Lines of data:
— Start —

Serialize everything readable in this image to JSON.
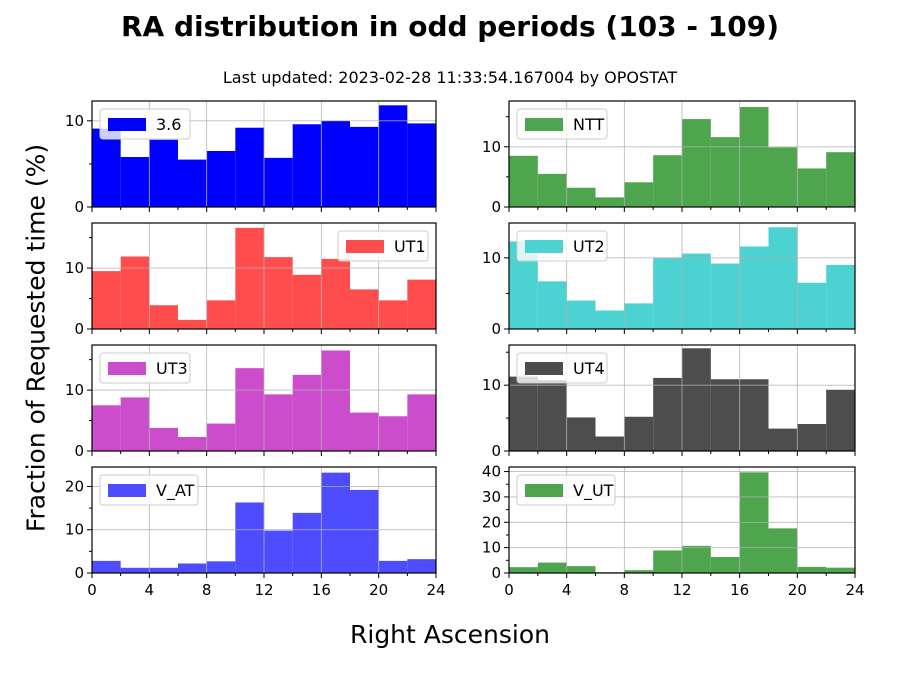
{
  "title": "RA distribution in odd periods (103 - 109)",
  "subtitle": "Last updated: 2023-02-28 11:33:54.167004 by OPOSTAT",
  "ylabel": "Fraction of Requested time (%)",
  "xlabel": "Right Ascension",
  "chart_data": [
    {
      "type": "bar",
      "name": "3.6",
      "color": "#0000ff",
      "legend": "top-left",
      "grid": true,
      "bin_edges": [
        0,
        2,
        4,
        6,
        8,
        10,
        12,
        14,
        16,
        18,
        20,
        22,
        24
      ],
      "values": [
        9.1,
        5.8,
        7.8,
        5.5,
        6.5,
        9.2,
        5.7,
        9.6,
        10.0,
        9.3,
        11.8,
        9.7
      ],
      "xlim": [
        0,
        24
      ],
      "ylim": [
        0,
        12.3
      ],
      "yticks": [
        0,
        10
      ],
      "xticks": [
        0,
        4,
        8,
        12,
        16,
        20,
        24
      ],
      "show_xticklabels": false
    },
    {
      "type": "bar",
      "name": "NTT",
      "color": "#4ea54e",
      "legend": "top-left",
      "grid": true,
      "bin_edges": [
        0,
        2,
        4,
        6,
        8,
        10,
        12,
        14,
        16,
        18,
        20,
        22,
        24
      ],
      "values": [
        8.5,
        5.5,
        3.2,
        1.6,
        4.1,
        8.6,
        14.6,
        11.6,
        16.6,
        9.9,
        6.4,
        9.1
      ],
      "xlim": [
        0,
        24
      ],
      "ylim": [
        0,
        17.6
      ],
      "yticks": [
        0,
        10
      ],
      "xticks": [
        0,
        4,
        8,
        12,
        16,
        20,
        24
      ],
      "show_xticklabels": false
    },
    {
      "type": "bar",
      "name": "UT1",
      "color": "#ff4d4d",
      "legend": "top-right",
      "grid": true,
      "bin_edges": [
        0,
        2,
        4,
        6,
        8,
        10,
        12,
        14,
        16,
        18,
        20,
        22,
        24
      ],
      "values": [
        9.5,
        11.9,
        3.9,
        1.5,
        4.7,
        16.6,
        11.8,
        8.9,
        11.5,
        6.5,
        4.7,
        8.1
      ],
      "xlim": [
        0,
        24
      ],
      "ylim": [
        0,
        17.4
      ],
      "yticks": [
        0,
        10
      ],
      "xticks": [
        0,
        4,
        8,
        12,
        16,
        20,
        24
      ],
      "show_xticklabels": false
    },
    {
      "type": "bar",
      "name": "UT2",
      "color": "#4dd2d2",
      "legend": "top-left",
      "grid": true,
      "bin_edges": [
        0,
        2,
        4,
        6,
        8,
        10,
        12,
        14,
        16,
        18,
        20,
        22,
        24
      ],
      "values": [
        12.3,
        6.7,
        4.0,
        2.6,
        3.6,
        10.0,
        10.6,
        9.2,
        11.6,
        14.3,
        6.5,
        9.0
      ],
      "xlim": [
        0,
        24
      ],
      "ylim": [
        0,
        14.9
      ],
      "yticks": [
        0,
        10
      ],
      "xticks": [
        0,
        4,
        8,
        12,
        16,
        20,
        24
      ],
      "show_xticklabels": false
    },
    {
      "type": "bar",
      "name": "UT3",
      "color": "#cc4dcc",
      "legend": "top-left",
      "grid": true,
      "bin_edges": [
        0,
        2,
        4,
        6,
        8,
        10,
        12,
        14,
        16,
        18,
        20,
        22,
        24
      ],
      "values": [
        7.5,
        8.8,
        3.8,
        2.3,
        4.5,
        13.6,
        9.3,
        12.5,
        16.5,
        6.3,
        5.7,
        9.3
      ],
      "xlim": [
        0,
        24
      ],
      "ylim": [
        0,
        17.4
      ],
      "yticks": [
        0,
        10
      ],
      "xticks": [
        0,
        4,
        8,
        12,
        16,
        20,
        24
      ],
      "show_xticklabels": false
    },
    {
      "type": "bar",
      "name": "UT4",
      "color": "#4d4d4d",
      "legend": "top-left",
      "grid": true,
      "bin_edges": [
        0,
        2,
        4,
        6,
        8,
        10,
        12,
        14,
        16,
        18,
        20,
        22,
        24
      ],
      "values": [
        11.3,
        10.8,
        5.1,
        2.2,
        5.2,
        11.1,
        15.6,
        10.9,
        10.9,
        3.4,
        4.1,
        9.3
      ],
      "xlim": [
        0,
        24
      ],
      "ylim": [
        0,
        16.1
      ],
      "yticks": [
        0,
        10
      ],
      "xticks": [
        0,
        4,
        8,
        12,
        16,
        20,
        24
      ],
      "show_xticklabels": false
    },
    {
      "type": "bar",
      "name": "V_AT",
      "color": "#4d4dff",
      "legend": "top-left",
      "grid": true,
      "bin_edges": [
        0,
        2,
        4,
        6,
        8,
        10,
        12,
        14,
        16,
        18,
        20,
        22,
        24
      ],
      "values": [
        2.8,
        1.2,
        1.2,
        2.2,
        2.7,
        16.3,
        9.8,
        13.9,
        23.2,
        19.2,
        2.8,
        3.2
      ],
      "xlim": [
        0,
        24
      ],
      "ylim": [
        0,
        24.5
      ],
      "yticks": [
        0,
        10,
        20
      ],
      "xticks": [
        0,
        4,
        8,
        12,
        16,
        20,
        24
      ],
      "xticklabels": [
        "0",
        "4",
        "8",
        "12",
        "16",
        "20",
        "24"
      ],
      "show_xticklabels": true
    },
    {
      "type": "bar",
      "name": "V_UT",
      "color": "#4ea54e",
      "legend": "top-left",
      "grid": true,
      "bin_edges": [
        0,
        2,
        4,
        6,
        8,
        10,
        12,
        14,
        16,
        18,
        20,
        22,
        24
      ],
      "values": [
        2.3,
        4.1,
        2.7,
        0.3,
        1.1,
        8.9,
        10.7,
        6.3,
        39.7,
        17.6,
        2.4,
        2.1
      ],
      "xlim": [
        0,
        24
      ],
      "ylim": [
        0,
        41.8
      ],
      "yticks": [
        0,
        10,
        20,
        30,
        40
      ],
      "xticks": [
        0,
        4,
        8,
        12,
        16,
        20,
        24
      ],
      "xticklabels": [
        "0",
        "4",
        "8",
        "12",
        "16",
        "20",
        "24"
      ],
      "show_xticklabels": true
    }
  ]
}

— End —
— Start —

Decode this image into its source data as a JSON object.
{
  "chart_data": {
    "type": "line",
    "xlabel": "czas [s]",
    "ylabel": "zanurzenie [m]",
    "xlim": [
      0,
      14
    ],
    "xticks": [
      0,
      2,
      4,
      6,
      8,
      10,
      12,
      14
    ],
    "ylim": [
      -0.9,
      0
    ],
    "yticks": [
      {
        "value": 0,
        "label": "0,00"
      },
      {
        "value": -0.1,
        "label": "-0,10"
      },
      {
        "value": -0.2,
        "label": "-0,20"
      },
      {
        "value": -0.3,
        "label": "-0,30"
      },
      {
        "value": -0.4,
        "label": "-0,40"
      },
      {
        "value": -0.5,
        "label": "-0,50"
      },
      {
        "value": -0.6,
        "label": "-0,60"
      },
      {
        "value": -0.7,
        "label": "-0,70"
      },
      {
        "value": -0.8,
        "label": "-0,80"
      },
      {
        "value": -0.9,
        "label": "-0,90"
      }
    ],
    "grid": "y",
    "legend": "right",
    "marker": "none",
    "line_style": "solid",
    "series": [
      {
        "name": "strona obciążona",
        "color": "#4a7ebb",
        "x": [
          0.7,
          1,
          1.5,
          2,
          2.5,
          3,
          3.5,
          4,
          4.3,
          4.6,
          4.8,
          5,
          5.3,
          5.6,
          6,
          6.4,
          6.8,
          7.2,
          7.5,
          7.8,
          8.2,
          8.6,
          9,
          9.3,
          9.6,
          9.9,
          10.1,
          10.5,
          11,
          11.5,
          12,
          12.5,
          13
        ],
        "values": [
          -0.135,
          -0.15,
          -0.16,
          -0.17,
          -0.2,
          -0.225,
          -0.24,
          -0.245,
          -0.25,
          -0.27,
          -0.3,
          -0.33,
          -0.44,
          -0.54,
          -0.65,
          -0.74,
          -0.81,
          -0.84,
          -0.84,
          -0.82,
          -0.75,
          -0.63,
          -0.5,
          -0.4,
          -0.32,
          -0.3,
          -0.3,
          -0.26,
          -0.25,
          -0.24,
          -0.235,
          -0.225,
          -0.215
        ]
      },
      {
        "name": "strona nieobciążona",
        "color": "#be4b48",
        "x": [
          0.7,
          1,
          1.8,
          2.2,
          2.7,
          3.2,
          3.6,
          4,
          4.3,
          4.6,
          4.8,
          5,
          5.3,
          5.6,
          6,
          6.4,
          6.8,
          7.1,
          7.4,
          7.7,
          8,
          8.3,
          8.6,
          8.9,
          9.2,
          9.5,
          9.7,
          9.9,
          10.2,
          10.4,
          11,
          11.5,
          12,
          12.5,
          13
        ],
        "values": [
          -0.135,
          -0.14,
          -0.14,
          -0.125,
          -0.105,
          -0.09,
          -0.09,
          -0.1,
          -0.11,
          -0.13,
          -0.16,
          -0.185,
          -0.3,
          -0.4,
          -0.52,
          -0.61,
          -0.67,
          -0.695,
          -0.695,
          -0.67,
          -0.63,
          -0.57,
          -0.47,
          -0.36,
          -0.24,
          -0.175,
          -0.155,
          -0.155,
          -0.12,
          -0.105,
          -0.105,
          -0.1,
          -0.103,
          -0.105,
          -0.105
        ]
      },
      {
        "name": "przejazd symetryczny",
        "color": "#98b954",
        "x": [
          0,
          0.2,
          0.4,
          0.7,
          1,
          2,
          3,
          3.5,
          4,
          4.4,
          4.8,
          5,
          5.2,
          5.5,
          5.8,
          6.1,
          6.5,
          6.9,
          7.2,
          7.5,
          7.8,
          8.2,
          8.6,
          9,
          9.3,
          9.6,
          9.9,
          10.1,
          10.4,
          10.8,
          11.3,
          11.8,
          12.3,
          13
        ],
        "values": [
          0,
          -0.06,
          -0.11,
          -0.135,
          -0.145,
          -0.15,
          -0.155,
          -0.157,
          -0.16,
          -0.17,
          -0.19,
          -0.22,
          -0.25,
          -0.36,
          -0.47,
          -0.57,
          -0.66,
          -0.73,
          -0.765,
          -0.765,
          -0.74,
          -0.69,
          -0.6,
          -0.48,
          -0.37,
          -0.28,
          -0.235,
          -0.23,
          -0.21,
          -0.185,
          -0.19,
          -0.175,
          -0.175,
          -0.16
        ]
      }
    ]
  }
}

— End —
— Start —

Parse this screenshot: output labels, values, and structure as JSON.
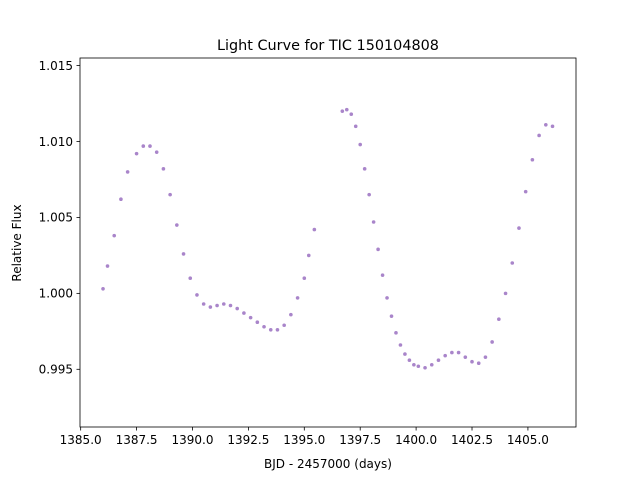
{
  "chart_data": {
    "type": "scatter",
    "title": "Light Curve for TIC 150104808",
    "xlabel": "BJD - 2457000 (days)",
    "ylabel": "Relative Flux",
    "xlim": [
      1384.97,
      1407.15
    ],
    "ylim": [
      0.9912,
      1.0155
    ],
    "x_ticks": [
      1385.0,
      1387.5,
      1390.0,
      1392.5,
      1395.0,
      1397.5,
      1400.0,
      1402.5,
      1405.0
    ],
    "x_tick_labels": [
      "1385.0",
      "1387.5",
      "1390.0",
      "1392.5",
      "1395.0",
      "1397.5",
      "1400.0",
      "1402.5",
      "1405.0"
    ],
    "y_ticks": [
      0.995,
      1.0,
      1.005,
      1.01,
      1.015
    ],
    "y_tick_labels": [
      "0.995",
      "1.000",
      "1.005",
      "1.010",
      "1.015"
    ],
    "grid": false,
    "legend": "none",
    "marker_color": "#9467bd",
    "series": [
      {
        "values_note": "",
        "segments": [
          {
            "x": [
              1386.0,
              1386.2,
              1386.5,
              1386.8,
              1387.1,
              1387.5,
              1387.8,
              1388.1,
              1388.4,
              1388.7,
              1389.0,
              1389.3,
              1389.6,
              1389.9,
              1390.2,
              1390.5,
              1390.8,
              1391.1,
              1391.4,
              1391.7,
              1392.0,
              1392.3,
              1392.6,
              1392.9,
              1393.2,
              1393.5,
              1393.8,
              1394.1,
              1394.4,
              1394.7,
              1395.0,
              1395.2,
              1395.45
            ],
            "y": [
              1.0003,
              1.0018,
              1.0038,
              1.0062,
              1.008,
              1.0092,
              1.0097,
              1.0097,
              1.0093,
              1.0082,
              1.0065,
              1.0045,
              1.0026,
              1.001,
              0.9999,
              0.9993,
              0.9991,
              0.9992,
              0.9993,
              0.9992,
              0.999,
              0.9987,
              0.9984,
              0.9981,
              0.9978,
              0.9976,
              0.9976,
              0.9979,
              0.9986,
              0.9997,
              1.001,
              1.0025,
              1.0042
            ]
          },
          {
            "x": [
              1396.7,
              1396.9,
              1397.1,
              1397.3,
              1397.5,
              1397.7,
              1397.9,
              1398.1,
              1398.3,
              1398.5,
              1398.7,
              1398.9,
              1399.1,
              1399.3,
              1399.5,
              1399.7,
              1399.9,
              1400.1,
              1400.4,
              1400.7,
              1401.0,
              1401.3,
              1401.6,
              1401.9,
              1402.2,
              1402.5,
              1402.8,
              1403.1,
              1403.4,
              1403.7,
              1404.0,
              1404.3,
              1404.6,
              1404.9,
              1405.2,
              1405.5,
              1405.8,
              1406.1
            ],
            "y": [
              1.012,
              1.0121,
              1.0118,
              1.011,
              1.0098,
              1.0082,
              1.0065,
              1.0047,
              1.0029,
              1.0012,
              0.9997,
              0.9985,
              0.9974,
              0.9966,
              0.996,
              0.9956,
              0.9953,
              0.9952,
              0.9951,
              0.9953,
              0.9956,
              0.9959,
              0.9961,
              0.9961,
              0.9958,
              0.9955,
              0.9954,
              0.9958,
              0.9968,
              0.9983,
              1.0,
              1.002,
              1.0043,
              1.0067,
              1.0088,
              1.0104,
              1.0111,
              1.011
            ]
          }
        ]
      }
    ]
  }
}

— End —

• _WHAT IS ASKED_: Search the listing for the word "image". Copy every line in which it occurs.

• _ANSWER TO THIS EXERCISE_:
Serialize everything readable in this image to JSON.
Decode this image into its source data as a JSON object.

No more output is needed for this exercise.